** Excerpted records **
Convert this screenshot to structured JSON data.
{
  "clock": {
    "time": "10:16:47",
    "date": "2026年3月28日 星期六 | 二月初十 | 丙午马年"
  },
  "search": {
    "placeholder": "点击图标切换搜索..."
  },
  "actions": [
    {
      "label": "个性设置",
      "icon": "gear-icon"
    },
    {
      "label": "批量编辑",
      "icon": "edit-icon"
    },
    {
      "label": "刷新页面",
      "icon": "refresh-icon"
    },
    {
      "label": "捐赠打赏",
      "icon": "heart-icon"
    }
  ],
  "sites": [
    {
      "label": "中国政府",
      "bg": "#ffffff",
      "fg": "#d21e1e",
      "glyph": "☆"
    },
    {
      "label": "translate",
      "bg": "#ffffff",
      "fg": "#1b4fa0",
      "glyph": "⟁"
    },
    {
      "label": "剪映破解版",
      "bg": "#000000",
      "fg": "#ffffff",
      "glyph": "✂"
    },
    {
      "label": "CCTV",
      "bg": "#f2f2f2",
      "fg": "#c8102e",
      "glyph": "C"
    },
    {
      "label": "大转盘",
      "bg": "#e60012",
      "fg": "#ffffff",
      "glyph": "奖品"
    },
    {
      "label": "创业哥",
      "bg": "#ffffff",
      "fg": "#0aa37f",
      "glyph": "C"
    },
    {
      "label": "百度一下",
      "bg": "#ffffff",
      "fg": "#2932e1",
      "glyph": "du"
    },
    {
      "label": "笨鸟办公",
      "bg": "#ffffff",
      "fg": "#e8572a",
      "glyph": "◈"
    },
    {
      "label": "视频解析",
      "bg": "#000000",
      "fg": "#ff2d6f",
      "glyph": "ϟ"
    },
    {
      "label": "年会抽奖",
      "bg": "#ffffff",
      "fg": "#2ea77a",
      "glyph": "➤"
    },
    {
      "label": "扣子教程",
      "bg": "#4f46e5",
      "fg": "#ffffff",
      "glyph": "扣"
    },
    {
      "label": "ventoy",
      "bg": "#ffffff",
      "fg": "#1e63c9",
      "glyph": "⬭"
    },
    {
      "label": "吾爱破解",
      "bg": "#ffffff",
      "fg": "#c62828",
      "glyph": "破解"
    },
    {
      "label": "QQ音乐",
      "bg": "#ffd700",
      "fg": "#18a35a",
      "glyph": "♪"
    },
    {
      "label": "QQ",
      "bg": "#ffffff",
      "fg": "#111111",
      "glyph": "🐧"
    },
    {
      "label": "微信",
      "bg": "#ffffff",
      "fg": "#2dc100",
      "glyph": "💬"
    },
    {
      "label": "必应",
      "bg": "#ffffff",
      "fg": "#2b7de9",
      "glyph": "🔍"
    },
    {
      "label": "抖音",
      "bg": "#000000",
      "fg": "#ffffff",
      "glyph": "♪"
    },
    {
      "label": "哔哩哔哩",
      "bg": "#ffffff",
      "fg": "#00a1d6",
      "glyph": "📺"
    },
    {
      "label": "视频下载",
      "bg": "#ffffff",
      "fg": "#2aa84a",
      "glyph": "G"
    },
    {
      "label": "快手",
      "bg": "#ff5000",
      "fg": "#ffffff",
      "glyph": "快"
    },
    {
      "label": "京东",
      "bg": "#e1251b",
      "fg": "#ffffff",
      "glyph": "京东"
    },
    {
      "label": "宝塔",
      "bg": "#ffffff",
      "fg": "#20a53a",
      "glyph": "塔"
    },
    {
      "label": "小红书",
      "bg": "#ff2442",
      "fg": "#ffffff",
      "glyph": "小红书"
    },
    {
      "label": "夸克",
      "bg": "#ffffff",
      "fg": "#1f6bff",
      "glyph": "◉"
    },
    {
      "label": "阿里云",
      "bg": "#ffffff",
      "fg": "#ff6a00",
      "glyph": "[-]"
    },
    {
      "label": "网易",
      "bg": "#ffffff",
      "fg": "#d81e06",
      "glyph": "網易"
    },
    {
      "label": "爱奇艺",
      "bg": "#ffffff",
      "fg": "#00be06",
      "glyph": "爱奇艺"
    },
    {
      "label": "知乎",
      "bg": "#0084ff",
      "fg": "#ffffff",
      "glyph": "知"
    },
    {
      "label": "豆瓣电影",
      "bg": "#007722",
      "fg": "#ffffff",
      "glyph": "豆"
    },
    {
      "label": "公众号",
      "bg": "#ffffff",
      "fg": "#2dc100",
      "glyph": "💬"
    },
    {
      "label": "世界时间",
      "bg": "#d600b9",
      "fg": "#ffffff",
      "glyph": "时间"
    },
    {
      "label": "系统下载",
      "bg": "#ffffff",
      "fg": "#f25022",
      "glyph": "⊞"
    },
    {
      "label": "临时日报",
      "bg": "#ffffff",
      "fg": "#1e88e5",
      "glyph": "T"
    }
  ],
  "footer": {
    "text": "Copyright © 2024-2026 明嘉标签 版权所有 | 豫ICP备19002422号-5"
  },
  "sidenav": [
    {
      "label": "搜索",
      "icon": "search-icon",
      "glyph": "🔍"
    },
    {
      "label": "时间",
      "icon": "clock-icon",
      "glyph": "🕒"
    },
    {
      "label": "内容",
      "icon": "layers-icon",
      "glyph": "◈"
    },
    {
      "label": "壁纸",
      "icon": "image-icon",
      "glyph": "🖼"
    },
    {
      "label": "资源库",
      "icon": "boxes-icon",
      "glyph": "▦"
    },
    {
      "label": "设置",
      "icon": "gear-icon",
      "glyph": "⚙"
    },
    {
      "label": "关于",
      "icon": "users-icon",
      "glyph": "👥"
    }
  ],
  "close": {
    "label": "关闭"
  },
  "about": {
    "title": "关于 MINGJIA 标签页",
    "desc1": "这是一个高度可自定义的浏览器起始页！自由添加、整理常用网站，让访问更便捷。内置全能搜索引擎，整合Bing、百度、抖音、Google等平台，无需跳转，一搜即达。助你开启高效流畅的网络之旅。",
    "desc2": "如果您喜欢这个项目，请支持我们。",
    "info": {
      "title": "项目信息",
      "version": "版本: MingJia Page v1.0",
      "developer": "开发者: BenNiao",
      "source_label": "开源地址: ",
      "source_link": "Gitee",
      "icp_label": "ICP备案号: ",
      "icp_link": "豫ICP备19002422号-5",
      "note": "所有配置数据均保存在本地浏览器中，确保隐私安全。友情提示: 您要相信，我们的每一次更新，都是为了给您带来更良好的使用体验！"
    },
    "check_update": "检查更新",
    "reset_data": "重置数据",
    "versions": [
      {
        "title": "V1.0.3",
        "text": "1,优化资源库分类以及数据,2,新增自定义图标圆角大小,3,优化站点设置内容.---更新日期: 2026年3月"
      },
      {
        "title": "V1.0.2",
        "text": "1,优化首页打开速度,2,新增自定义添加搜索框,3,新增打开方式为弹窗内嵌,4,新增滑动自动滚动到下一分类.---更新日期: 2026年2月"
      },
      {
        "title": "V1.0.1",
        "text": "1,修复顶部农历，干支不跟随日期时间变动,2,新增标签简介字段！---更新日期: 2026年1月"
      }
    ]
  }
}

** Required work **
Read the lines above. Gather those in which the string "更新日期" is found.

** The output **
        "text": "1,优化资源库分类以及数据,2,新增自定义图标圆角大小,3,优化站点设置内容.---更新日期: 2026年3月"
        "text": "1,优化首页打开速度,2,新增自定义添加搜索框,3,新增打开方式为弹窗内嵌,4,新增滑动自动滚动到下一分类.---更新日期: 2026年2月"
        "text": "1,修复顶部农历，干支不跟随日期时间变动,2,新增标签简介字段！---更新日期: 2026年1月"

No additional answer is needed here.